**PROVIDED RECORDS:**
┏━━

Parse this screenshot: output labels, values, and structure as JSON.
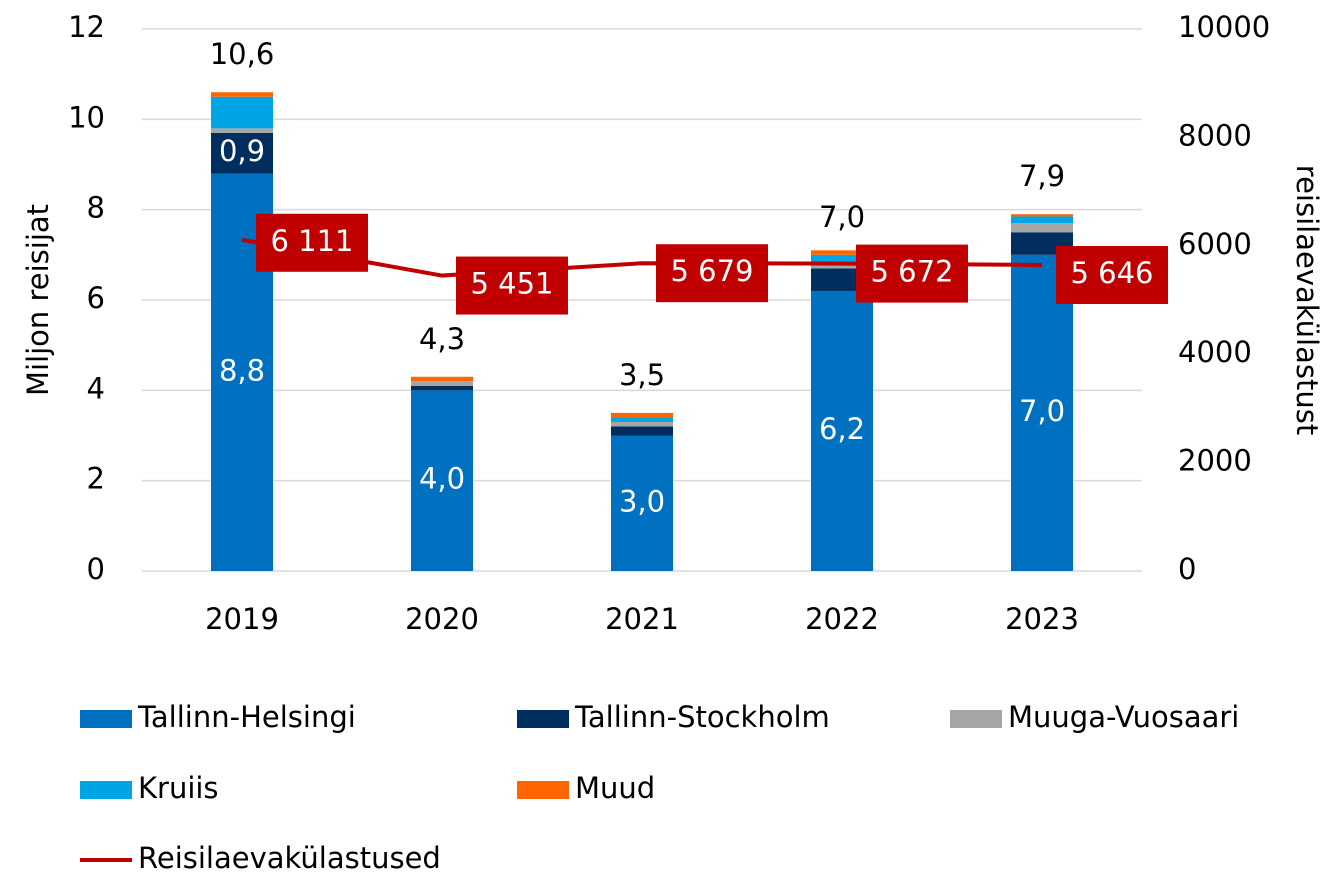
{
  "chart_data": {
    "type": "bar",
    "stacked": true,
    "ylabel": "Miljon reisijat",
    "y2label": "reisilaevakülastust",
    "categories": [
      "2019",
      "2020",
      "2021",
      "2022",
      "2023"
    ],
    "ylim": [
      0,
      12
    ],
    "yticks": [
      0,
      2,
      4,
      6,
      8,
      10,
      12
    ],
    "y2lim": [
      0,
      10000
    ],
    "y2ticks": [
      0,
      2000,
      4000,
      6000,
      8000,
      10000
    ],
    "series": [
      {
        "name": "Tallinn-Helsingi",
        "color": "#0070c0",
        "values": [
          8.8,
          4.0,
          3.0,
          6.2,
          7.0
        ],
        "value_labels": [
          "8,8",
          "4,0",
          "3,0",
          "6,2",
          "7,0"
        ]
      },
      {
        "name": "Tallinn-Stockholm",
        "color": "#002f5f",
        "values": [
          0.9,
          0.1,
          0.2,
          0.5,
          0.5
        ],
        "value_labels": [
          "0,9",
          null,
          null,
          null,
          null
        ]
      },
      {
        "name": "Muuga-Vuosaari",
        "color": "#a6a6a6",
        "values": [
          0.1,
          0.1,
          0.1,
          0.1,
          0.2
        ]
      },
      {
        "name": "Kruiis",
        "color": "#00a5e6",
        "values": [
          0.7,
          0.0,
          0.1,
          0.2,
          0.15
        ]
      },
      {
        "name": "Muud",
        "color": "#ff6600",
        "values": [
          0.1,
          0.1,
          0.1,
          0.1,
          0.05
        ]
      },
      {
        "name": "Reisilaevakülastused",
        "type": "line",
        "axis": "y2",
        "color": "#c00000",
        "values": [
          6111,
          5451,
          5679,
          5672,
          5646
        ],
        "value_labels": [
          "6 111",
          "5 451",
          "5 679",
          "5 672",
          "5 646"
        ]
      }
    ],
    "totals": [
      10.6,
      4.3,
      3.5,
      7.0,
      7.9
    ],
    "total_labels": [
      "10,6",
      "4,3",
      "3,5",
      "7,0",
      "7,9"
    ]
  }
}
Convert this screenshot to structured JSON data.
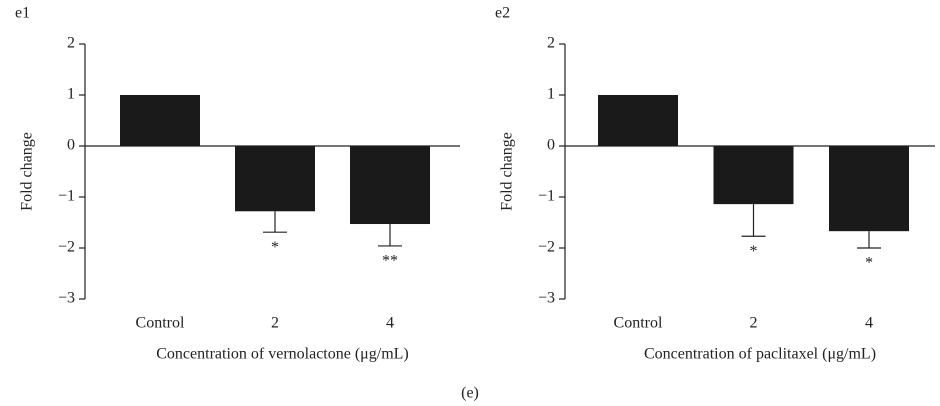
{
  "chart_data": [
    {
      "type": "bar",
      "label": "e1",
      "ylabel": "Fold change",
      "xlabel": "Concentration of vernolactone (μg/mL)",
      "categories": [
        "Control",
        "2",
        "4"
      ],
      "values": [
        1,
        -1.28,
        -1.53
      ],
      "errors": [
        0,
        0.41,
        0.43
      ],
      "annotations": [
        null,
        "*",
        "**"
      ],
      "color": "#1a1a1a",
      "ylim": [
        -3,
        2
      ],
      "yticks": [
        {
          "value": -3,
          "label": "−3"
        },
        {
          "value": -2,
          "label": "−2"
        },
        {
          "value": -1,
          "label": "−1"
        },
        0,
        1,
        2
      ]
    },
    {
      "type": "bar",
      "label": "e2",
      "ylabel": "Fold change",
      "xlabel": "Concentration of paclitaxel (μg/mL)",
      "categories": [
        "Control",
        "2",
        "4"
      ],
      "values": [
        1,
        -1.14,
        -1.67
      ],
      "errors": [
        0,
        0.63,
        0.33
      ],
      "annotations": [
        null,
        "*",
        "*"
      ],
      "color": "#1a1a1a",
      "ylim": [
        -3,
        2
      ],
      "yticks": [
        {
          "value": -3,
          "label": "−3"
        },
        {
          "value": -2,
          "label": "−2"
        },
        {
          "value": -1,
          "label": "−1"
        },
        0,
        1,
        2
      ]
    }
  ],
  "caption": "(e)"
}
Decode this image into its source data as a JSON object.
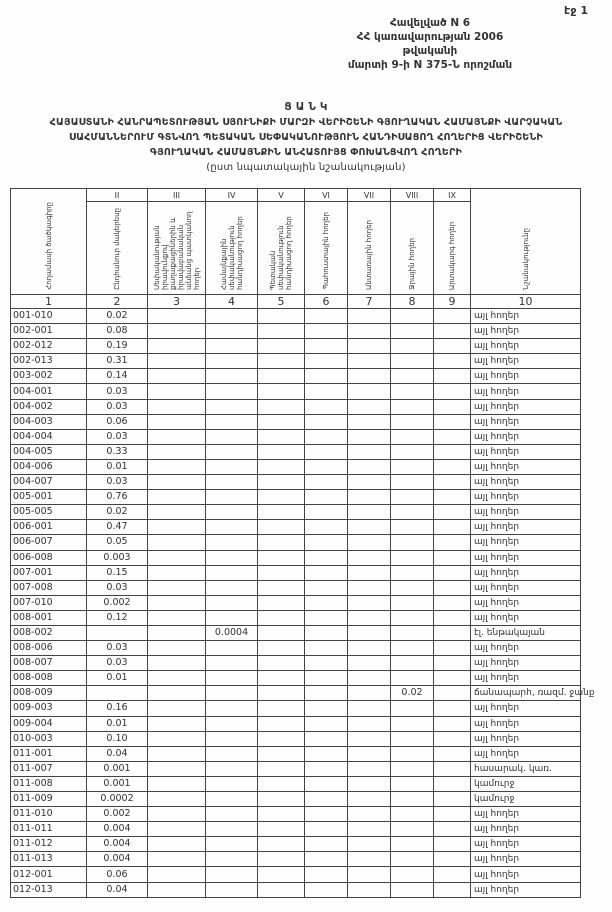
{
  "page_label": "էջ 1",
  "annex": {
    "line1": "Հավելված N 6",
    "line2": "ՀՀ կառավարության 2006 թվականի",
    "line3": "մարտի 9-ի N 375-Ն որոշման"
  },
  "title": {
    "heading": "Ց Ա Ն Կ",
    "line1": "ՀԱՅԱՍՏԱՆԻ ՀԱՆՐԱՊԵՏՈՒԹՅԱՆ ՍՅՈՒՆԻՔԻ ՄԱՐԶԻ ՎԵՐԻՇԵՆԻ ԳՅՈՒՂԱԿԱՆ ՀԱՄԱՅՆՔԻ ՎԱՐՉԱԿԱՆ",
    "line2": "ՍԱՀՄԱՆՆԵՐՈՒՄ ԳՏՆՎՈՂ ՊԵՏԱԿԱՆ ՍԵՓԱԿԱՆՈՒԹՅՈՒՆ ՀԱՆԴԻՍԱՑՈՂ ՀՈՂԵՐԻՑ ՎԵՐԻՇԵՆԻ",
    "line3": "ԳՅՈՒՂԱԿԱՆ ՀԱՄԱՅՆՔԻՆ ԱՆՀԱՏՈՒՅՑ ՓՈԽԱՆՑՎՈՂ ՀՈՂԵՐԻ",
    "subtitle": "(ըստ նպատակային նշանակության)"
  },
  "table": {
    "roman": [
      "",
      "II",
      "III",
      "IV",
      "V",
      "VI",
      "VII",
      "VIII",
      "IX",
      ""
    ],
    "headers": [
      "Հողամասի ծածկագիրը",
      "Ընդհանուր մակերեսը",
      "Սեփականության իրավունքով քաղաքացիներին և իրավաբանական անձանց պատկանող հողեր",
      "Համայնքային սեփականություն հանդիսացող հողեր",
      "Պետական սեփականություն հանդիսացող հողեր",
      "Պահուստային հողեր",
      "Անտառային հողեր",
      "Ջրային հողեր",
      "Արտակարգ հողեր",
      "Նշանակությունը"
    ],
    "numbers": [
      "1",
      "2",
      "3",
      "4",
      "5",
      "6",
      "7",
      "8",
      "9",
      "10"
    ],
    "rows": [
      {
        "code": "001-010",
        "area": "0.02",
        "c4": "",
        "c8": "",
        "purpose": "այլ հողեր"
      },
      {
        "code": "002-001",
        "area": "0.08",
        "c4": "",
        "c8": "",
        "purpose": "այլ հողեր"
      },
      {
        "code": "002-012",
        "area": "0.19",
        "c4": "",
        "c8": "",
        "purpose": "այլ հողեր"
      },
      {
        "code": "002-013",
        "area": "0.31",
        "c4": "",
        "c8": "",
        "purpose": "այլ հողեր"
      },
      {
        "code": "003-002",
        "area": "0.14",
        "c4": "",
        "c8": "",
        "purpose": "այլ հողեր"
      },
      {
        "code": "004-001",
        "area": "0.03",
        "c4": "",
        "c8": "",
        "purpose": "այլ հողեր"
      },
      {
        "code": "004-002",
        "area": "0.03",
        "c4": "",
        "c8": "",
        "purpose": "այլ հողեր"
      },
      {
        "code": "004-003",
        "area": "0.06",
        "c4": "",
        "c8": "",
        "purpose": "այլ հողեր"
      },
      {
        "code": "004-004",
        "area": "0.03",
        "c4": "",
        "c8": "",
        "purpose": "այլ հողեր"
      },
      {
        "code": "004-005",
        "area": "0.33",
        "c4": "",
        "c8": "",
        "purpose": "այլ հողեր"
      },
      {
        "code": "004-006",
        "area": "0.01",
        "c4": "",
        "c8": "",
        "purpose": "այլ հողեր"
      },
      {
        "code": "004-007",
        "area": "0.03",
        "c4": "",
        "c8": "",
        "purpose": "այլ հողեր"
      },
      {
        "code": "005-001",
        "area": "0.76",
        "c4": "",
        "c8": "",
        "purpose": "այլ հողեր"
      },
      {
        "code": "005-005",
        "area": "0.02",
        "c4": "",
        "c8": "",
        "purpose": "այլ հողեր"
      },
      {
        "code": "006-001",
        "area": "0.47",
        "c4": "",
        "c8": "",
        "purpose": "այլ հողեր"
      },
      {
        "code": "006-007",
        "area": "0.05",
        "c4": "",
        "c8": "",
        "purpose": "այլ հողեր"
      },
      {
        "code": "006-008",
        "area": "0.003",
        "c4": "",
        "c8": "",
        "purpose": "այլ հողեր"
      },
      {
        "code": "007-001",
        "area": "0.15",
        "c4": "",
        "c8": "",
        "purpose": "այլ հողեր"
      },
      {
        "code": "007-008",
        "area": "0.03",
        "c4": "",
        "c8": "",
        "purpose": "այլ հողեր"
      },
      {
        "code": "007-010",
        "area": "0.002",
        "c4": "",
        "c8": "",
        "purpose": "այլ հողեր"
      },
      {
        "code": "008-001",
        "area": "0.12",
        "c4": "",
        "c8": "",
        "purpose": "այլ հողեր"
      },
      {
        "code": "008-002",
        "area": "",
        "c4": "0.0004",
        "c8": "",
        "purpose": "էլ. ենթակայան"
      },
      {
        "code": "008-006",
        "area": "0.03",
        "c4": "",
        "c8": "",
        "purpose": "այլ հողեր"
      },
      {
        "code": "008-007",
        "area": "0.03",
        "c4": "",
        "c8": "",
        "purpose": "այլ հողեր"
      },
      {
        "code": "008-008",
        "area": "0.01",
        "c4": "",
        "c8": "",
        "purpose": "այլ հողեր"
      },
      {
        "code": "008-009",
        "area": "",
        "c4": "",
        "c8": "0.02",
        "purpose": "ճանապարհ, ռազմ. ջանք"
      },
      {
        "code": "009-003",
        "area": "0.16",
        "c4": "",
        "c8": "",
        "purpose": "այլ հողեր"
      },
      {
        "code": "009-004",
        "area": "0.01",
        "c4": "",
        "c8": "",
        "purpose": "այլ հողեր"
      },
      {
        "code": "010-003",
        "area": "0.10",
        "c4": "",
        "c8": "",
        "purpose": "այլ հողեր"
      },
      {
        "code": "011-001",
        "area": "0.04",
        "c4": "",
        "c8": "",
        "purpose": "այլ հողեր"
      },
      {
        "code": "011-007",
        "area": "0.001",
        "c4": "",
        "c8": "",
        "purpose": "հասարակ. կառ."
      },
      {
        "code": "011-008",
        "area": "0.001",
        "c4": "",
        "c8": "",
        "purpose": "կամուրջ"
      },
      {
        "code": "011-009",
        "area": "0.0002",
        "c4": "",
        "c8": "",
        "purpose": "կամուրջ"
      },
      {
        "code": "011-010",
        "area": "0.002",
        "c4": "",
        "c8": "",
        "purpose": "այլ հողեր"
      },
      {
        "code": "011-011",
        "area": "0.004",
        "c4": "",
        "c8": "",
        "purpose": "այլ հողեր"
      },
      {
        "code": "011-012",
        "area": "0.004",
        "c4": "",
        "c8": "",
        "purpose": "այլ հողեր"
      },
      {
        "code": "011-013",
        "area": "0.004",
        "c4": "",
        "c8": "",
        "purpose": "այլ հողեր"
      },
      {
        "code": "012-001",
        "area": "0.06",
        "c4": "",
        "c8": "",
        "purpose": "այլ հողեր"
      },
      {
        "code": "012-013",
        "area": "0.04",
        "c4": "",
        "c8": "",
        "purpose": "այլ հողեր"
      }
    ]
  }
}
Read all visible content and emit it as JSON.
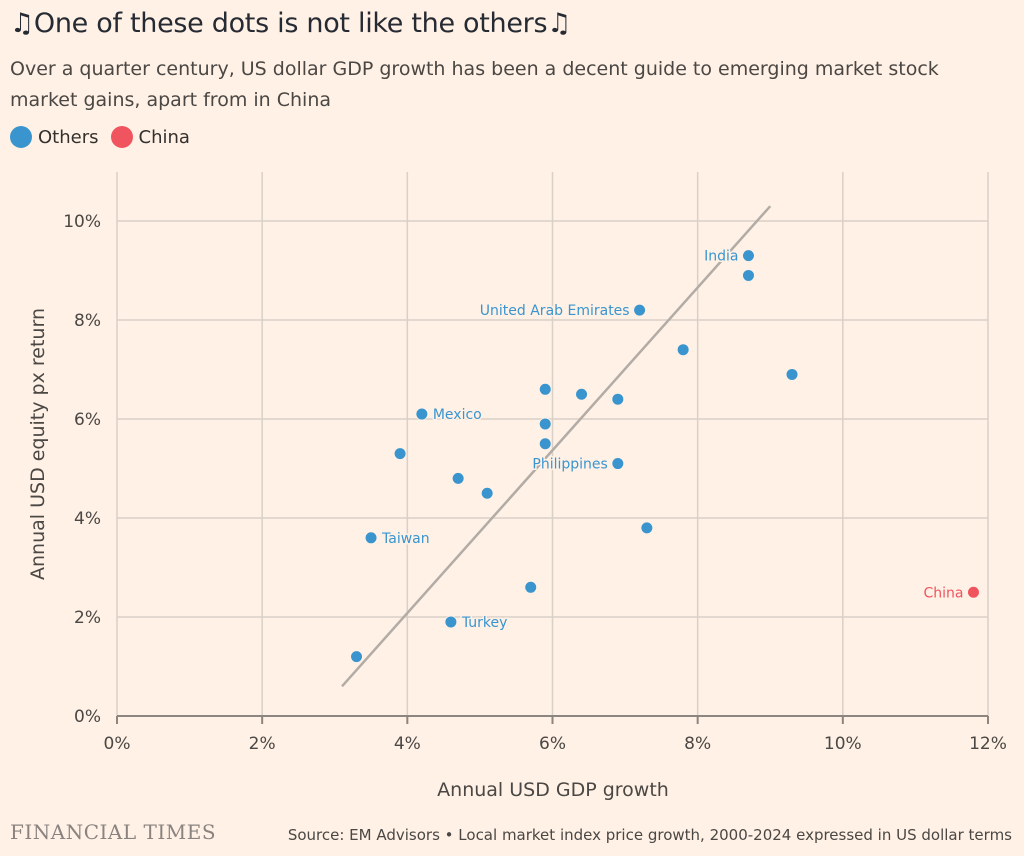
{
  "header": {
    "title": "One of these dots is not like the others",
    "title_icon_left": "music-note-icon",
    "title_icon_right": "music-note-icon",
    "subtitle": "Over a quarter century, US dollar GDP growth has been a decent guide to emerging market stock market gains, apart from in China"
  },
  "legend": {
    "items": [
      {
        "label": "Others",
        "color": "#3a95cf"
      },
      {
        "label": "China",
        "color": "#f0545f"
      }
    ]
  },
  "chart_data": {
    "type": "scatter",
    "xlabel": "Annual USD GDP growth",
    "ylabel": "Annual USD equity px return",
    "xlim": [
      0,
      12
    ],
    "ylim": [
      0,
      11
    ],
    "xticks": [
      0,
      2,
      4,
      6,
      8,
      10,
      12
    ],
    "yticks": [
      0,
      2,
      4,
      6,
      8,
      10
    ],
    "xtick_labels": [
      "0%",
      "2%",
      "4%",
      "6%",
      "8%",
      "10%",
      "12%"
    ],
    "ytick_labels": [
      "0%",
      "2%",
      "4%",
      "6%",
      "8%",
      "10%"
    ],
    "grid": true,
    "trendline": {
      "x": [
        3.1,
        9.0
      ],
      "y": [
        0.6,
        10.3
      ],
      "color": "#b3aca6"
    },
    "series": [
      {
        "name": "Others",
        "color": "#3a95cf",
        "points": [
          {
            "x": 8.7,
            "y": 9.3,
            "label": "India",
            "label_side": "left"
          },
          {
            "x": 8.7,
            "y": 8.9
          },
          {
            "x": 7.2,
            "y": 8.2,
            "label": "United Arab Emirates",
            "label_side": "left"
          },
          {
            "x": 7.8,
            "y": 7.4
          },
          {
            "x": 9.3,
            "y": 6.9
          },
          {
            "x": 5.9,
            "y": 6.6
          },
          {
            "x": 6.4,
            "y": 6.5
          },
          {
            "x": 6.9,
            "y": 6.4
          },
          {
            "x": 4.2,
            "y": 6.1,
            "label": "Mexico",
            "label_side": "right"
          },
          {
            "x": 5.9,
            "y": 5.9
          },
          {
            "x": 5.9,
            "y": 5.5
          },
          {
            "x": 3.9,
            "y": 5.3
          },
          {
            "x": 6.9,
            "y": 5.1,
            "label": "Philippines",
            "label_side": "left"
          },
          {
            "x": 4.7,
            "y": 4.8
          },
          {
            "x": 5.1,
            "y": 4.5
          },
          {
            "x": 7.3,
            "y": 3.8
          },
          {
            "x": 3.5,
            "y": 3.6,
            "label": "Taiwan",
            "label_side": "right"
          },
          {
            "x": 5.7,
            "y": 2.6
          },
          {
            "x": 4.6,
            "y": 1.9,
            "label": "Turkey",
            "label_side": "right"
          },
          {
            "x": 3.3,
            "y": 1.2
          }
        ]
      },
      {
        "name": "China",
        "color": "#f0545f",
        "points": [
          {
            "x": 11.8,
            "y": 2.5,
            "label": "China",
            "label_side": "left"
          }
        ]
      }
    ]
  },
  "footer": {
    "brand": "FINANCIAL TIMES",
    "source": "Source: EM Advisors • Local market index price growth, 2000-2024 expressed in US dollar terms"
  }
}
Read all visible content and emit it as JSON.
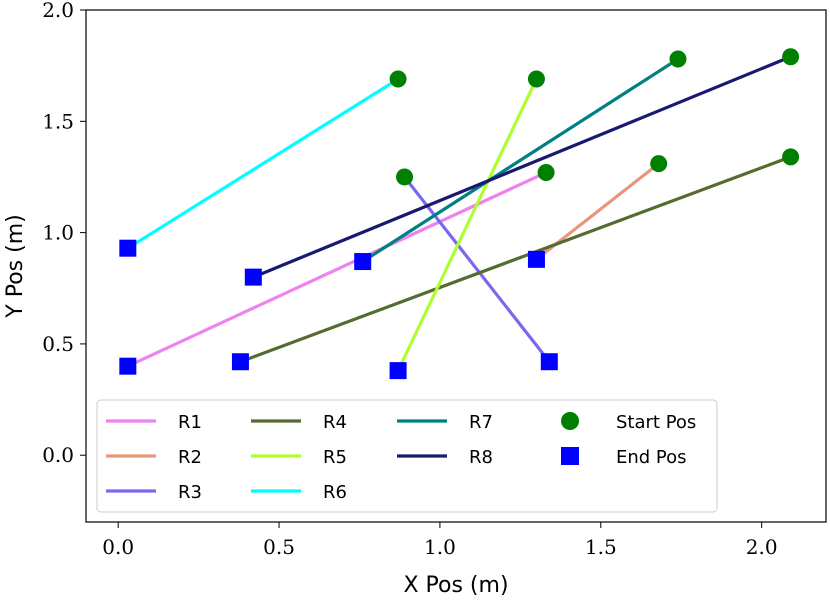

┗━━

**REQUIREMENT:** Copy every line of the entries above in which "icon" occurs.

**OUTPUT BELOW:**
    "title_icon_left": "music-note-icon",
    "title_icon_right": "music-note-icon",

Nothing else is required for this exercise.